Problem to work on: All lines in which the word "ditt" occurs are to be extracted.

Material to process:

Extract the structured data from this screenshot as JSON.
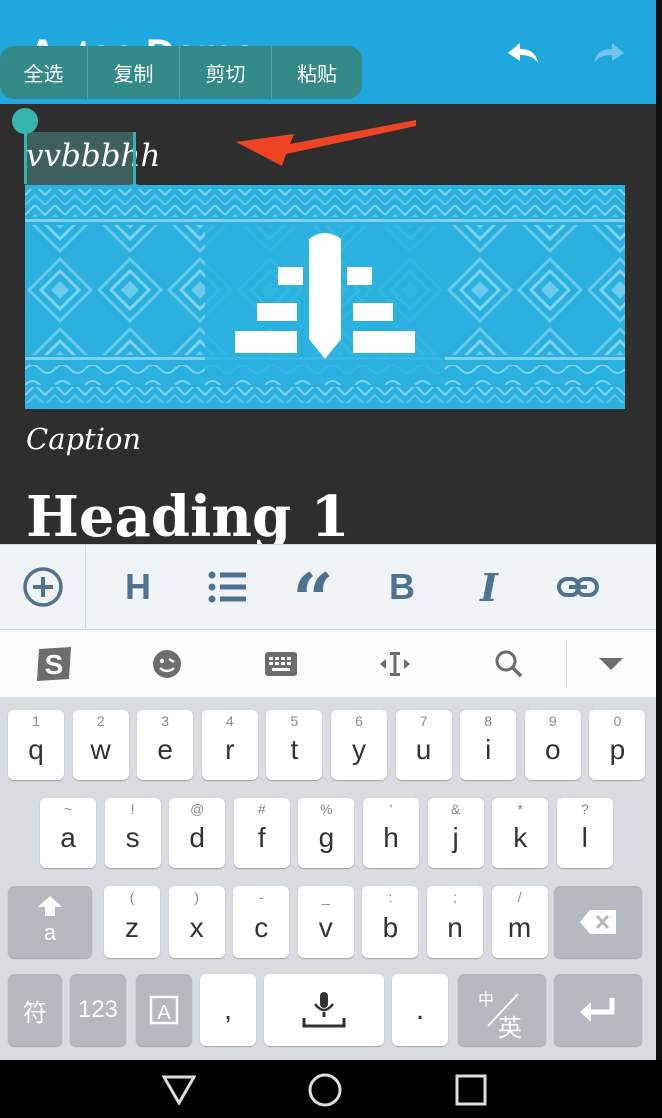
{
  "app_bar": {
    "title": "Aztec Demo",
    "bg": "#20A8DE"
  },
  "selection_menu": {
    "items": [
      "全选",
      "复制",
      "剪切",
      "粘贴"
    ]
  },
  "editor": {
    "title_text": "vvbbbhh",
    "caption": "Caption",
    "heading": "Heading 1"
  },
  "format_toolbar": {
    "items": [
      "add-icon",
      "heading-icon",
      "list-icon",
      "quote-icon",
      "bold-icon",
      "italic-icon",
      "link-icon"
    ],
    "heading_label": "H",
    "bold_label": "B",
    "italic_label": "I",
    "quote_label": "“",
    "color": "#4f7291"
  },
  "ime_toolbar": {
    "items": [
      "sogou-logo-icon",
      "emoji-icon",
      "keyboard-icon",
      "cursor-icon",
      "search-icon",
      "collapse-icon"
    ]
  },
  "keyboard": {
    "row1": [
      {
        "key": "q",
        "hint": "1"
      },
      {
        "key": "w",
        "hint": "2"
      },
      {
        "key": "e",
        "hint": "3"
      },
      {
        "key": "r",
        "hint": "4"
      },
      {
        "key": "t",
        "hint": "5"
      },
      {
        "key": "y",
        "hint": "6"
      },
      {
        "key": "u",
        "hint": "7"
      },
      {
        "key": "i",
        "hint": "8"
      },
      {
        "key": "o",
        "hint": "9"
      },
      {
        "key": "p",
        "hint": "0"
      }
    ],
    "row2": [
      {
        "key": "a",
        "hint": "~"
      },
      {
        "key": "s",
        "hint": "!"
      },
      {
        "key": "d",
        "hint": "@"
      },
      {
        "key": "f",
        "hint": "#"
      },
      {
        "key": "g",
        "hint": "%"
      },
      {
        "key": "h",
        "hint": "'"
      },
      {
        "key": "j",
        "hint": "&"
      },
      {
        "key": "k",
        "hint": "*"
      },
      {
        "key": "l",
        "hint": "?"
      }
    ],
    "row3": [
      {
        "key": "z",
        "hint": "("
      },
      {
        "key": "x",
        "hint": ")"
      },
      {
        "key": "c",
        "hint": "-"
      },
      {
        "key": "v",
        "hint": "_"
      },
      {
        "key": "b",
        "hint": ":"
      },
      {
        "key": "n",
        "hint": ";"
      },
      {
        "key": "m",
        "hint": "/"
      }
    ],
    "shift_sub": "a",
    "symbol_key": "符",
    "num_key": "123",
    "comma_key": ",",
    "period_key": ".",
    "lang_top": "中",
    "lang_bottom": "英"
  }
}
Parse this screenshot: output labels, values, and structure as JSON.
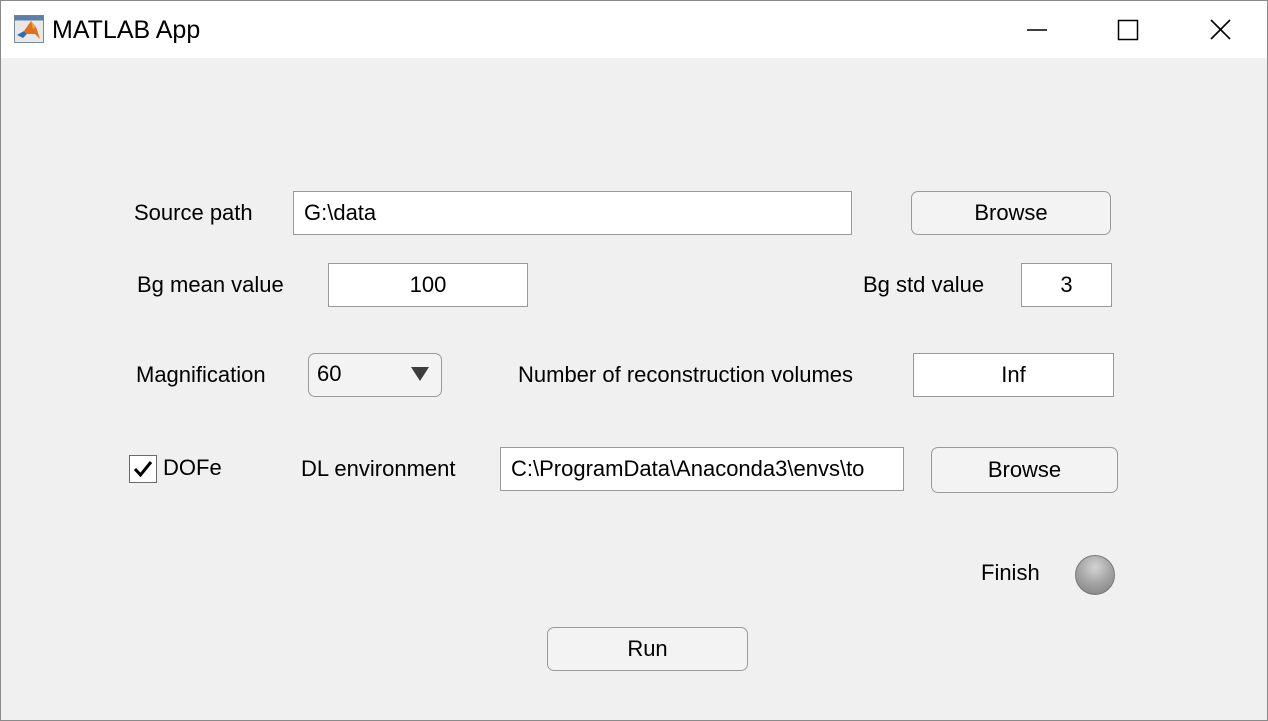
{
  "window": {
    "title": "MATLAB App",
    "app_icon": "matlab-logo-icon",
    "controls": [
      "minimize-icon",
      "maximize-icon",
      "close-icon"
    ]
  },
  "form": {
    "source_path": {
      "label": "Source path",
      "value": "G:\\data",
      "browse_label": "Browse"
    },
    "bg_mean": {
      "label": "Bg mean value",
      "value": "100"
    },
    "bg_std": {
      "label": "Bg std value",
      "value": "3"
    },
    "magnification": {
      "label": "Magnification",
      "selected": "60"
    },
    "num_volumes": {
      "label": "Number of reconstruction volumes",
      "value": "Inf"
    },
    "dofe": {
      "label": "DOFe",
      "checked": true
    },
    "dl_environment": {
      "label": "DL environment",
      "value": "C:\\ProgramData\\Anaconda3\\envs\\to",
      "browse_label": "Browse"
    },
    "finish": {
      "label": "Finish",
      "lamp_color": "#a8a8a8"
    },
    "run_label": "Run"
  }
}
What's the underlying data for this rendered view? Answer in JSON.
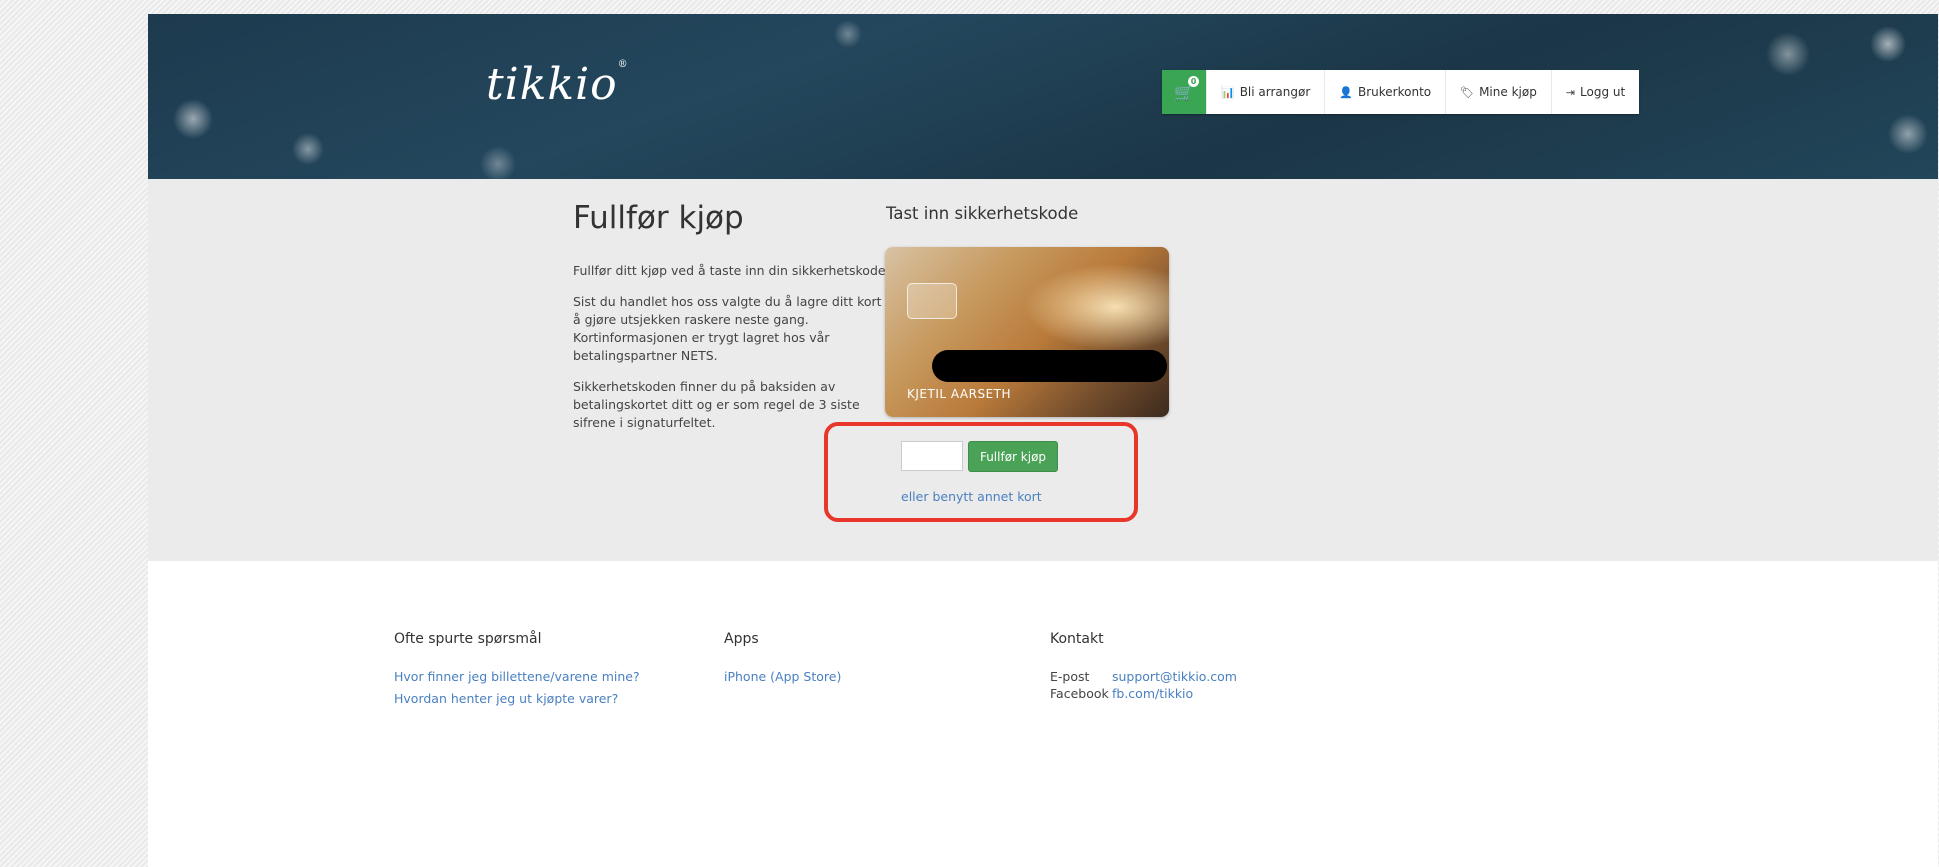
{
  "header": {
    "logo": "tikkio",
    "logo_mark": "®",
    "cart_count": "0",
    "nav": [
      {
        "icon": "bar-chart-icon",
        "glyph": "📊",
        "label": "Bli arrangør"
      },
      {
        "icon": "user-icon",
        "glyph": "👤",
        "label": "Brukerkonto"
      },
      {
        "icon": "tag-icon",
        "glyph": "🏷",
        "label": "Mine kjøp"
      },
      {
        "icon": "logout-icon",
        "glyph": "⇥",
        "label": "Logg ut"
      }
    ]
  },
  "main": {
    "title": "Fullfør kjøp",
    "paragraphs": [
      "Fullfør ditt kjøp ved å taste inn din sikkerhetskode.",
      "Sist du handlet hos oss valgte du å lagre ditt kort for å gjøre utsjekken raskere neste gang. Kortinformasjonen er trygt lagret hos vår betalingspartner NETS.",
      "Sikkerhetskoden finner du på baksiden av betalingskortet ditt og er som regel de 3 siste sifrene i signaturfeltet."
    ],
    "security_title": "Tast inn sikkerhetskode",
    "cardholder": "KJETIL AARSETH",
    "code_value": "",
    "submit_label": "Fullfør kjøp",
    "alt_link": "eller benytt annet kort"
  },
  "footer": {
    "faq": {
      "title": "Ofte spurte spørsmål",
      "links": [
        "Hvor finner jeg billettene/varene mine?",
        "Hvordan henter jeg ut kjøpte varer?"
      ]
    },
    "apps": {
      "title": "Apps",
      "links": [
        "iPhone (App Store)"
      ]
    },
    "contact": {
      "title": "Kontakt",
      "email_label": "E-post",
      "email": "support@tikkio.com",
      "facebook_label": "Facebook",
      "facebook": "fb.com/tikkio"
    }
  },
  "colors": {
    "header_bg": "#1d3a4e",
    "accent_green": "#3aa654",
    "highlight_red": "#e9362b",
    "link_blue": "#4a80c0"
  }
}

Answer to this exercise:
      "Fullfør ditt kjøp ved å taste inn din sikkerhetskode.",
      "Sist du handlet hos oss valgte du å lagre ditt kort for å gjøre utsjekken raskere neste gang. Kortinformasjonen er trygt lagret hos vår betalingspartner NETS.",
      "Sikkerhetskoden finner du på baksiden av betalingskortet ditt og er som regel de 3 siste sifrene i signaturfeltet."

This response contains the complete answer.